Data lines:
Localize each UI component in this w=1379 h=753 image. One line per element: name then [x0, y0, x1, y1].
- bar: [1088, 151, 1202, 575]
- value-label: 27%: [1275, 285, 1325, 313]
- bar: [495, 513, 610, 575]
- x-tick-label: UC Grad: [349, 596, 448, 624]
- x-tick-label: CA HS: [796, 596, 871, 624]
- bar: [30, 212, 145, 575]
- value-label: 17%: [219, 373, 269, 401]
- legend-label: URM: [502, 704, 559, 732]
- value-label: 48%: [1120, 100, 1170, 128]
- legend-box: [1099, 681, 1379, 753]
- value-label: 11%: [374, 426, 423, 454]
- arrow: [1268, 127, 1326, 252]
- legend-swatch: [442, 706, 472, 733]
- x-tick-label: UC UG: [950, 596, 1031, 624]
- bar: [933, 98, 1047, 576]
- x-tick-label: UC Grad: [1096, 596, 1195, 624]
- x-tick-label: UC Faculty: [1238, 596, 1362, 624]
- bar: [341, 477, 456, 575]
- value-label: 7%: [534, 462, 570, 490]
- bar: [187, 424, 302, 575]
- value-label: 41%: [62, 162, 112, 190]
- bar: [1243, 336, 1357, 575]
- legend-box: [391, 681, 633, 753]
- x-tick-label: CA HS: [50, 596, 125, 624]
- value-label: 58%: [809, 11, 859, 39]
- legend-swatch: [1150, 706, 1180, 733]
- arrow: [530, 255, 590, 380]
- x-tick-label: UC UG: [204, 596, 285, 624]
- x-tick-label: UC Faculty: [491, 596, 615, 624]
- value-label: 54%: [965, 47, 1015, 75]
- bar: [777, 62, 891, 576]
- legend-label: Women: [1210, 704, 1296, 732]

The task: Pull every line out of the records above and reproduce each one character for character, in the same order.

Result:
Localize each UI component in this w=1379 h=753 image. One line per element: name then [x0, y0, x1, y1].
- bar: [1088, 151, 1202, 575]
- value-label: 27%: [1275, 285, 1325, 313]
- bar: [495, 513, 610, 575]
- x-tick-label: UC Grad: [349, 596, 448, 624]
- x-tick-label: CA HS: [796, 596, 871, 624]
- bar: [30, 212, 145, 575]
- value-label: 17%: [219, 373, 269, 401]
- legend-label: URM: [502, 704, 559, 732]
- value-label: 48%: [1120, 100, 1170, 128]
- legend-box: [1099, 681, 1379, 753]
- value-label: 11%: [374, 426, 423, 454]
- arrow: [1268, 127, 1326, 252]
- legend-swatch: [442, 706, 472, 733]
- x-tick-label: UC UG: [950, 596, 1031, 624]
- bar: [933, 98, 1047, 576]
- x-tick-label: UC Grad: [1096, 596, 1195, 624]
- x-tick-label: UC Faculty: [1238, 596, 1362, 624]
- bar: [341, 477, 456, 575]
- value-label: 7%: [534, 462, 570, 490]
- bar: [187, 424, 302, 575]
- value-label: 41%: [62, 162, 112, 190]
- bar: [1243, 336, 1357, 575]
- legend-box: [391, 681, 633, 753]
- x-tick-label: CA HS: [50, 596, 125, 624]
- value-label: 58%: [809, 11, 859, 39]
- legend-swatch: [1150, 706, 1180, 733]
- arrow: [530, 255, 590, 380]
- x-tick-label: UC UG: [204, 596, 285, 624]
- x-tick-label: UC Faculty: [491, 596, 615, 624]
- value-label: 54%: [965, 47, 1015, 75]
- bar: [777, 62, 891, 576]
- legend-label: Women: [1210, 704, 1296, 732]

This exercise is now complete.